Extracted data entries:
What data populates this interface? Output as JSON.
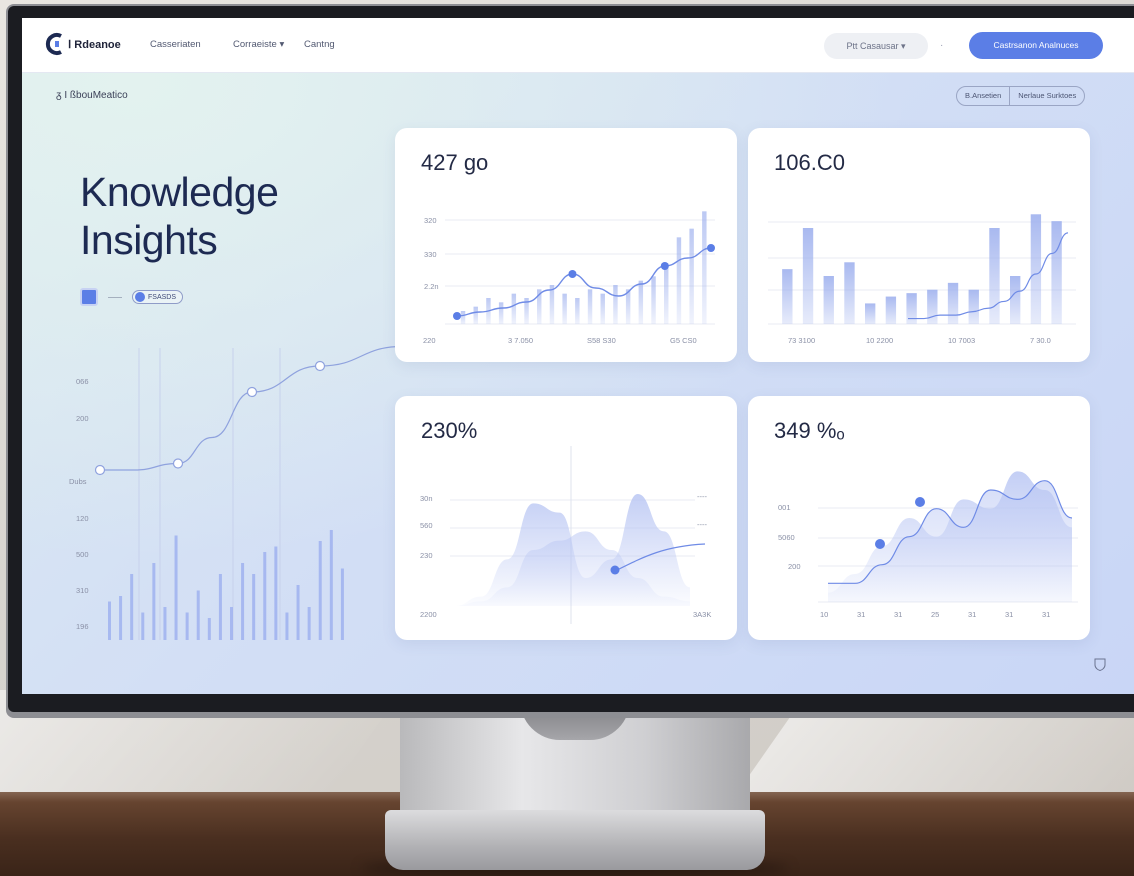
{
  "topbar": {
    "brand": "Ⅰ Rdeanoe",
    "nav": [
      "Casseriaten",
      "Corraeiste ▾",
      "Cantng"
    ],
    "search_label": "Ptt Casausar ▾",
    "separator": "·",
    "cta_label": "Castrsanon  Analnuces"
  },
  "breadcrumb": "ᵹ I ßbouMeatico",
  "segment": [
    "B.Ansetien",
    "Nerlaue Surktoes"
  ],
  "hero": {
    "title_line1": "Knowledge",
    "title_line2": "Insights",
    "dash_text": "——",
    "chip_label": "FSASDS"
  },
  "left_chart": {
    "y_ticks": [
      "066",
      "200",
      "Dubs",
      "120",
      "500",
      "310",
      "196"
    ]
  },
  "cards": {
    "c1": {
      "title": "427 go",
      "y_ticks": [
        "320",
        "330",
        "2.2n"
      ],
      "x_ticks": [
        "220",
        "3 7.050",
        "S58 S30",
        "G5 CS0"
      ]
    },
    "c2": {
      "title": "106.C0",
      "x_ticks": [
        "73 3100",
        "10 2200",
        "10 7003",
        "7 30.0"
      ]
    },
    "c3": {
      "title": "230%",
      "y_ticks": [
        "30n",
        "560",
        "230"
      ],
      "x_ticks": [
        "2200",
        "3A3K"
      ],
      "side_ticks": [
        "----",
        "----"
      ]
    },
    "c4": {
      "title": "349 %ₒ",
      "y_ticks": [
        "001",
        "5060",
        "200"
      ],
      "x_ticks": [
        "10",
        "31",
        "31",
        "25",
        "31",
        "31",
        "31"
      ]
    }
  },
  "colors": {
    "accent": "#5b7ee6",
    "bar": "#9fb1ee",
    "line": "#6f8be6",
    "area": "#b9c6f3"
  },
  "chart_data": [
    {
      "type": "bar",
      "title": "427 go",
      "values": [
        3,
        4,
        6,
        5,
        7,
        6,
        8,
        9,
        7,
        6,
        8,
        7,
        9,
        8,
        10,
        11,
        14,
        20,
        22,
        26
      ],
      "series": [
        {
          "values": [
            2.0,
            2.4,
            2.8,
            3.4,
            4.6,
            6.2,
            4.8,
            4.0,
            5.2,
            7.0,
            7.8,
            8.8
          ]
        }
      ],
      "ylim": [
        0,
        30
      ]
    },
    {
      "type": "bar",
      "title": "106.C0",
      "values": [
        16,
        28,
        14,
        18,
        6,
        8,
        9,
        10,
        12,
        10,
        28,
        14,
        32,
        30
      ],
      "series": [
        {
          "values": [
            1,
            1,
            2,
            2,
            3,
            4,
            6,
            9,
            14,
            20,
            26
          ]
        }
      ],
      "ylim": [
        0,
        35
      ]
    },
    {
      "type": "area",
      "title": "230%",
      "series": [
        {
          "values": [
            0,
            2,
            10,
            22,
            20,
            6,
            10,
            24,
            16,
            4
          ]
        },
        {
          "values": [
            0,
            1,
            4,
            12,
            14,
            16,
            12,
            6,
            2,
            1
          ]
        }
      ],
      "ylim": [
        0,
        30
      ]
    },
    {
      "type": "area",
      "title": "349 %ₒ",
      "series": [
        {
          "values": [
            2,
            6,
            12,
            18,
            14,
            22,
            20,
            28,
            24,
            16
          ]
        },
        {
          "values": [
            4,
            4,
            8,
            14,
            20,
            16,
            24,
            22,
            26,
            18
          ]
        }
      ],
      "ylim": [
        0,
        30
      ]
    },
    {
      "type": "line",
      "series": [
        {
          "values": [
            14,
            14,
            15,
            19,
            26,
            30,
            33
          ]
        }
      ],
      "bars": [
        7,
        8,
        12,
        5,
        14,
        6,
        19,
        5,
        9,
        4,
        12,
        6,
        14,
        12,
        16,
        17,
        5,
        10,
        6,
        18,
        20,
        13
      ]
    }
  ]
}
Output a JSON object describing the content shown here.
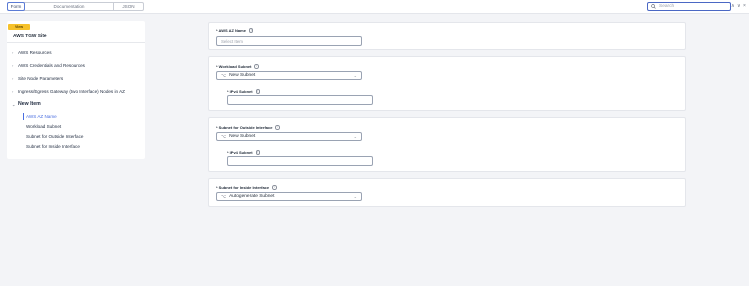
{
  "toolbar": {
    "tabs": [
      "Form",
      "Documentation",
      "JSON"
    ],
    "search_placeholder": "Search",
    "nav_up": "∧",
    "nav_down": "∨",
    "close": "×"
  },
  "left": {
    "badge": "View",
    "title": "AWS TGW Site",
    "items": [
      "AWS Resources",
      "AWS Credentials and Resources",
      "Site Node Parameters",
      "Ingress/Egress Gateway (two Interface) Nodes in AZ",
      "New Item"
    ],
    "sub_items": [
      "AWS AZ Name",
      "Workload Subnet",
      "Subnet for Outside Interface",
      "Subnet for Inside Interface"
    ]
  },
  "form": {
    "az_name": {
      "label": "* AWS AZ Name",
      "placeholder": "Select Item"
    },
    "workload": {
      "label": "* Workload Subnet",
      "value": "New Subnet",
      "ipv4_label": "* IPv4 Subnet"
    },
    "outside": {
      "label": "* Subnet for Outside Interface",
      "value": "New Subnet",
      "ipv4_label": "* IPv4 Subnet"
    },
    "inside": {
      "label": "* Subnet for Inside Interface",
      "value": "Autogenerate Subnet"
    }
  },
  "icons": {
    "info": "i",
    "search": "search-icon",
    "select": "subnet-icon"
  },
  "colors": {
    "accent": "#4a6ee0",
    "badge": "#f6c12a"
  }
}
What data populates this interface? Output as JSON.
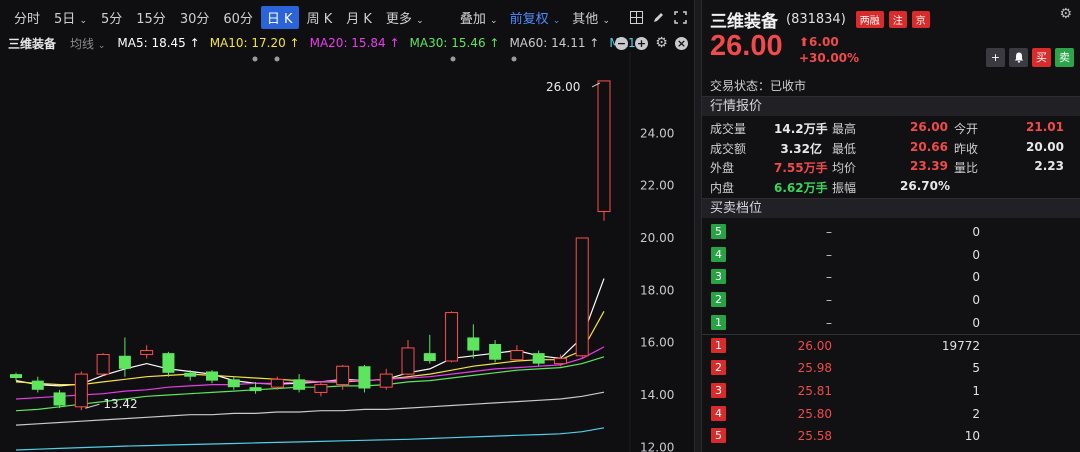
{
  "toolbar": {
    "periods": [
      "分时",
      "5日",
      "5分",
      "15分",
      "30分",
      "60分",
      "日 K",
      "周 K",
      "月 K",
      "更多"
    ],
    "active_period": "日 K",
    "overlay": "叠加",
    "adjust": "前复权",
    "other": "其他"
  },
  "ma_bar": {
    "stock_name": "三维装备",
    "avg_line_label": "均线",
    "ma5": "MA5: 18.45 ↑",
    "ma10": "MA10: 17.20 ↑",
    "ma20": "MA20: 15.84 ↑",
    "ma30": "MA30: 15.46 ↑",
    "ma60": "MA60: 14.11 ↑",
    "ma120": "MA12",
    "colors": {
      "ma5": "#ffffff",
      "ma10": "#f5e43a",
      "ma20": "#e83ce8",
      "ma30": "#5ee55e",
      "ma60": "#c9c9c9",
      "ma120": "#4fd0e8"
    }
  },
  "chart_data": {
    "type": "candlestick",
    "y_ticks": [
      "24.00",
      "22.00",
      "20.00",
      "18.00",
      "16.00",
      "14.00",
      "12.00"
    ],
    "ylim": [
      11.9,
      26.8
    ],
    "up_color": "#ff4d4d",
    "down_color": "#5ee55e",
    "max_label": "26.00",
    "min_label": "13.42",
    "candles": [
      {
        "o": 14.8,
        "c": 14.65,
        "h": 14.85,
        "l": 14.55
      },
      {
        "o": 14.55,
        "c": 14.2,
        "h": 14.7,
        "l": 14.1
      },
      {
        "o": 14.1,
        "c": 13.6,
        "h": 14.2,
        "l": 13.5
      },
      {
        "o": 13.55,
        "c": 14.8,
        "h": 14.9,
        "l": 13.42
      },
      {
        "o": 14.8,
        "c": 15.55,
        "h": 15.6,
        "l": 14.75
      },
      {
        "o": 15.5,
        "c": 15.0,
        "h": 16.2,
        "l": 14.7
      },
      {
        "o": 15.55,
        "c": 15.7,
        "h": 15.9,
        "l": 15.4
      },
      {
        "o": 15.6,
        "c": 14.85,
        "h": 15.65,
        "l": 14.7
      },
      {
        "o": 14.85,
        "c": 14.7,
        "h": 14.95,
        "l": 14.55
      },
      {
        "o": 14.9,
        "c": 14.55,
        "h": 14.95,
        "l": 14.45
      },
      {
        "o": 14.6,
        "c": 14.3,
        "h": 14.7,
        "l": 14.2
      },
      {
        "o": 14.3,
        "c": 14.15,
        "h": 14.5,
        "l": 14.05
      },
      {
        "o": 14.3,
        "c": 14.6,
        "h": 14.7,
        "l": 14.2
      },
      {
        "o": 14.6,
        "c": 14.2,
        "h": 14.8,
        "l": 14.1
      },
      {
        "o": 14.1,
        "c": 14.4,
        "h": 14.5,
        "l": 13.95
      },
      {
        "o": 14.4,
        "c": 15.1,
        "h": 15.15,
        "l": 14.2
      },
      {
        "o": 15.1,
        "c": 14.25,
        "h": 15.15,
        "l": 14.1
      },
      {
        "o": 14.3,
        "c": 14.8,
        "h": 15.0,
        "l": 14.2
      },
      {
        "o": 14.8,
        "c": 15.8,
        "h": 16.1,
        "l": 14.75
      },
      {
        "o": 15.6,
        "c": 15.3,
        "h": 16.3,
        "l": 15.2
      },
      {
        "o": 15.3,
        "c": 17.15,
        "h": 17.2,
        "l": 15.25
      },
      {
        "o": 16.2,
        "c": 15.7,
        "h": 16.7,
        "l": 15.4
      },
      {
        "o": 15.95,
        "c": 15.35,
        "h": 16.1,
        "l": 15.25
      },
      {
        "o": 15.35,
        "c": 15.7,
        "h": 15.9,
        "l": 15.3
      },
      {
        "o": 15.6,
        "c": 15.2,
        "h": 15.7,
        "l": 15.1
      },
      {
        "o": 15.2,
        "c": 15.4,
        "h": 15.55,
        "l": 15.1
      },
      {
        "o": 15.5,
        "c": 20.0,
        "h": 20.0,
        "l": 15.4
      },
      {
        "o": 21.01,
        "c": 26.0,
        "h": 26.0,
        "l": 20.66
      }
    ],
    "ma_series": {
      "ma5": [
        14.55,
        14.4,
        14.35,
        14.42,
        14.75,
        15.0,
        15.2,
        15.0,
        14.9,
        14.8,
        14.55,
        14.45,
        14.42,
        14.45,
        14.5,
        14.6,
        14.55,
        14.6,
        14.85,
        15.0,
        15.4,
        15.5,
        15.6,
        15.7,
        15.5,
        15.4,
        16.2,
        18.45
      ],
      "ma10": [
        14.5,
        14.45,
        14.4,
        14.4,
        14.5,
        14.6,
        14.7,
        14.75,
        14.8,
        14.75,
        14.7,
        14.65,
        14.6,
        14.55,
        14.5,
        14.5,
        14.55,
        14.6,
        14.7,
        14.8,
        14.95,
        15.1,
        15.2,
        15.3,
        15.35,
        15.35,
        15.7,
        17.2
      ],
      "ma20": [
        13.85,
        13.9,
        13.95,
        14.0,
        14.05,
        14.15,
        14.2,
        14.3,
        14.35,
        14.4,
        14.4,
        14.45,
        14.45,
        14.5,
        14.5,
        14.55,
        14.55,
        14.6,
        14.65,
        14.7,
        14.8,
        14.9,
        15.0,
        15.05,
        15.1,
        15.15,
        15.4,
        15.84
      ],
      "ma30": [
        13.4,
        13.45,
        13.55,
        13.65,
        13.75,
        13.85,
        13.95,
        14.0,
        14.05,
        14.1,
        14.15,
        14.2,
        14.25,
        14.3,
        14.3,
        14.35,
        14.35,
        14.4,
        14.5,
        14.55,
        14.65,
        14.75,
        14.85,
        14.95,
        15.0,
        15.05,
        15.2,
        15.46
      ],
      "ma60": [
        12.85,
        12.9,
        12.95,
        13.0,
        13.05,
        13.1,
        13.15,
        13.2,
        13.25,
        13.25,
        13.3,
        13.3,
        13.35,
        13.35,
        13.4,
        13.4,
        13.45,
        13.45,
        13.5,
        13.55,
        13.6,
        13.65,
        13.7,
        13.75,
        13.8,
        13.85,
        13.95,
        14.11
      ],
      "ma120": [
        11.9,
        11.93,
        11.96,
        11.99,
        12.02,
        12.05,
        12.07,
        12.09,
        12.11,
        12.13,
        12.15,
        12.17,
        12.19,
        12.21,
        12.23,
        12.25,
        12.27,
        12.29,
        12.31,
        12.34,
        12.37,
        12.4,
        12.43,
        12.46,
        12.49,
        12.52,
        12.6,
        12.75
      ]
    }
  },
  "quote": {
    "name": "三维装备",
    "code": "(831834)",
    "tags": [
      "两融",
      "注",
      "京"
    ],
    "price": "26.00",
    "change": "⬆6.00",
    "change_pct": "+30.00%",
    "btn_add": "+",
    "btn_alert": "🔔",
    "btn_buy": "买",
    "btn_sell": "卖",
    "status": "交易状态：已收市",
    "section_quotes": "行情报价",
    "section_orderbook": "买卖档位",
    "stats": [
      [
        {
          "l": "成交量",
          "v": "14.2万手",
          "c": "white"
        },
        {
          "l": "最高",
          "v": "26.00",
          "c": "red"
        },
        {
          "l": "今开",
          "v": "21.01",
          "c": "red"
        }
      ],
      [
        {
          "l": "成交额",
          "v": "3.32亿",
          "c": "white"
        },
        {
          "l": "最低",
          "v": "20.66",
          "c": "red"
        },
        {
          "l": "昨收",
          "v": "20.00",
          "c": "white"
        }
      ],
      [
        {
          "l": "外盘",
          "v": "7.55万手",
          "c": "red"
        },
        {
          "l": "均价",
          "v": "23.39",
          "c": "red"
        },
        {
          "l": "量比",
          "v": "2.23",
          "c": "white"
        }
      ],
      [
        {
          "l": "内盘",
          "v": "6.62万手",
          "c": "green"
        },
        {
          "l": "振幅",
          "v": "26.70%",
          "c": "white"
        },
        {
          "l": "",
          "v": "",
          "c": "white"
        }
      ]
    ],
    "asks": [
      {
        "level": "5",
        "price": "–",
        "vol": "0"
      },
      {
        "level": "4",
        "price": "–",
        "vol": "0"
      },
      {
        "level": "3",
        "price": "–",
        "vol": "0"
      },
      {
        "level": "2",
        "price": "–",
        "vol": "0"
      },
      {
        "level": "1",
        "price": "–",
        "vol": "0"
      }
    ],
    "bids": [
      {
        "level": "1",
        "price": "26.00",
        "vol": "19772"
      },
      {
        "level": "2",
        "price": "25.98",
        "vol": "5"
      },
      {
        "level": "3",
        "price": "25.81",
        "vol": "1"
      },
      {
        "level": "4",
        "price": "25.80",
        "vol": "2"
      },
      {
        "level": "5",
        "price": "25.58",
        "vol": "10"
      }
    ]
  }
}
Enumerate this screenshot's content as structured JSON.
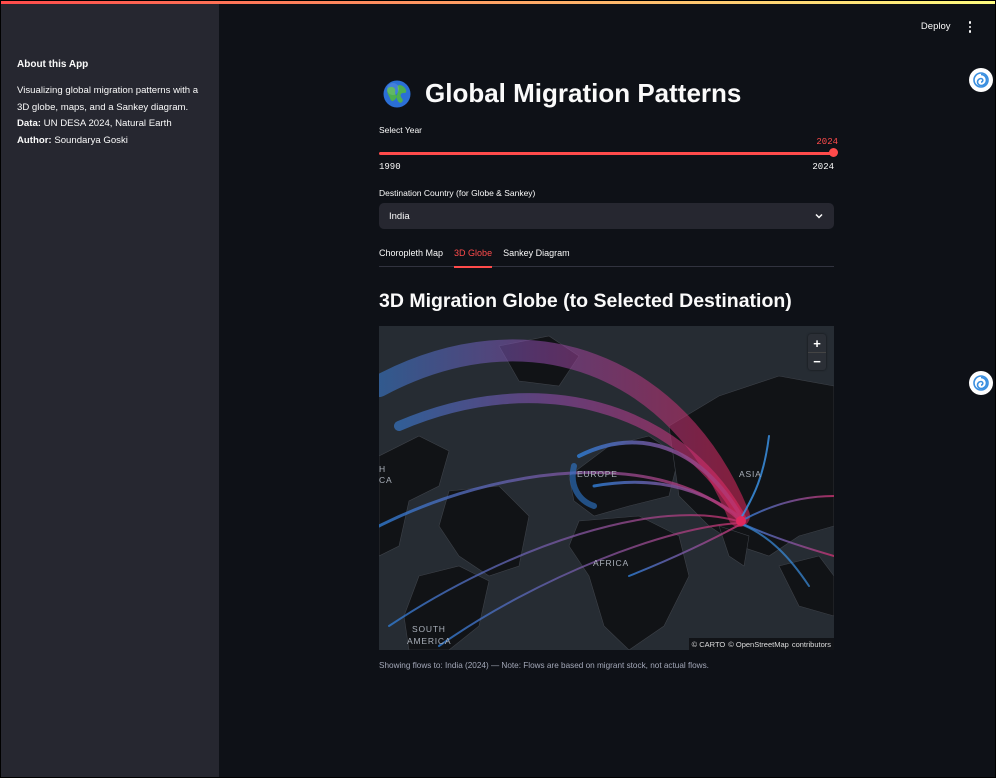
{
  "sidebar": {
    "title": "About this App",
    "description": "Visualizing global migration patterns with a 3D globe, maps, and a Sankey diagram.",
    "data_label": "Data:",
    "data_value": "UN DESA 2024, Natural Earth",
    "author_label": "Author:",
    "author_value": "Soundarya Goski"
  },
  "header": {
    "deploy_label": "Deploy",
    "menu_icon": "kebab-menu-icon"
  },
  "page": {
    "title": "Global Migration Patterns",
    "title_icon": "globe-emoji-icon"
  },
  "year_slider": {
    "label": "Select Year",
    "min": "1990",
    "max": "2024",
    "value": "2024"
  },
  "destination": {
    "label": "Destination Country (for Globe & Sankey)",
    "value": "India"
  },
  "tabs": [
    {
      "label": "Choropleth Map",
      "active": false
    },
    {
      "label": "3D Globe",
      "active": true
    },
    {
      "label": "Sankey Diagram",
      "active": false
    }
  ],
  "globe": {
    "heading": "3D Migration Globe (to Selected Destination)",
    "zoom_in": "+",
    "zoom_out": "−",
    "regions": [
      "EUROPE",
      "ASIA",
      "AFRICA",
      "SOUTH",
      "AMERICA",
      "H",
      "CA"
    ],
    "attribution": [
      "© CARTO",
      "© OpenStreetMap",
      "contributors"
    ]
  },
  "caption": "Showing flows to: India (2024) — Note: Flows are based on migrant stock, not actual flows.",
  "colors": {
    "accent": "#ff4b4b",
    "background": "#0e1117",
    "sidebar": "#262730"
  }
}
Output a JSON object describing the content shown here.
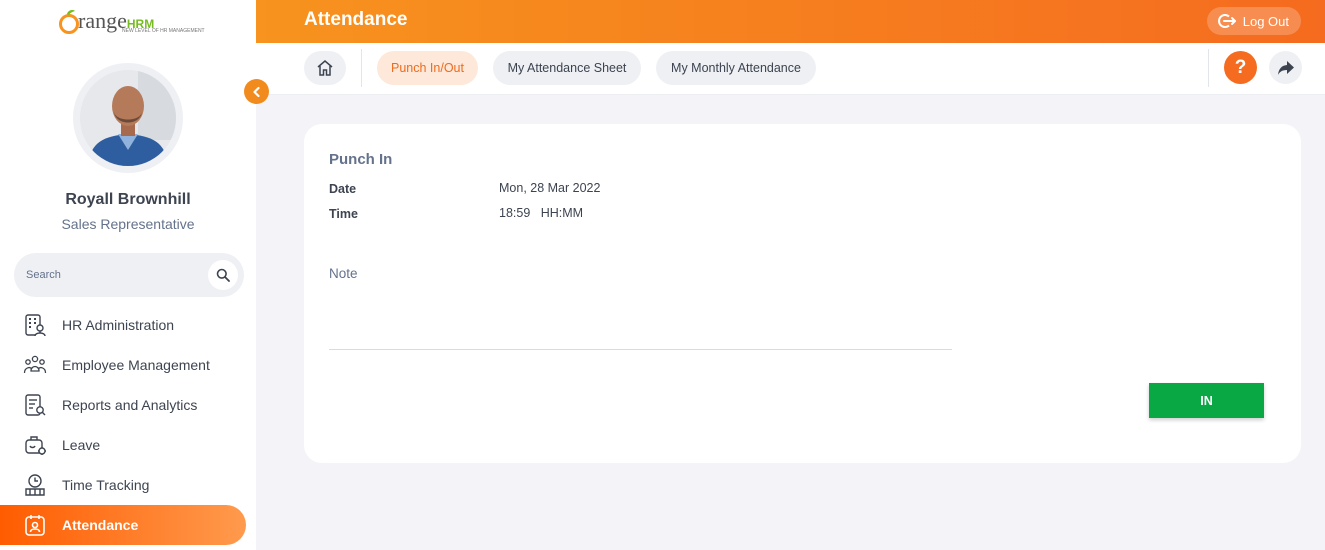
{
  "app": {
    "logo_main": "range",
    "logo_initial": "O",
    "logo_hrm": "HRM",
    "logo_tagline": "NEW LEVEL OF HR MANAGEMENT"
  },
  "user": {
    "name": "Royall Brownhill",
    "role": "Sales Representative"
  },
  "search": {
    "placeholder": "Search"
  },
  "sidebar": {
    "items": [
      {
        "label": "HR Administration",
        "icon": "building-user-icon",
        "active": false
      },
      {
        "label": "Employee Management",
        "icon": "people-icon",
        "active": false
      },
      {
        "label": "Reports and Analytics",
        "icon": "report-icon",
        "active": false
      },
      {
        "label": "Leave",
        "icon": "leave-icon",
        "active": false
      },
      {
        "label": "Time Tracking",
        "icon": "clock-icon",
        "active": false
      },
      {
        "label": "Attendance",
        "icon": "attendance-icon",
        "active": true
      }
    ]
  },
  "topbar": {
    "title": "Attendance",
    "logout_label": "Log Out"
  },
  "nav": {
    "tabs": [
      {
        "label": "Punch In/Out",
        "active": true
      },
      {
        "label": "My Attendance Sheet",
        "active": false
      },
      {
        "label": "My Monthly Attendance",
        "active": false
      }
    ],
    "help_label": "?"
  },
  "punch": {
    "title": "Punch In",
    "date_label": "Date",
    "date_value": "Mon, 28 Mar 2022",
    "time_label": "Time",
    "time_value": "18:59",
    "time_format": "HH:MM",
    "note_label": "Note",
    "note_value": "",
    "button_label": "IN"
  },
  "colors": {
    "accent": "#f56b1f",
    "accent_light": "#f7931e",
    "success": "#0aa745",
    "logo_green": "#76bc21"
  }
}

= GIVEN INSTRUCTION =
Copy each line of the entries that includes the word "Site".

= EXERCISE SOLUTION =
    "title": "AWS TGW Site",
      "Site Node Parameters",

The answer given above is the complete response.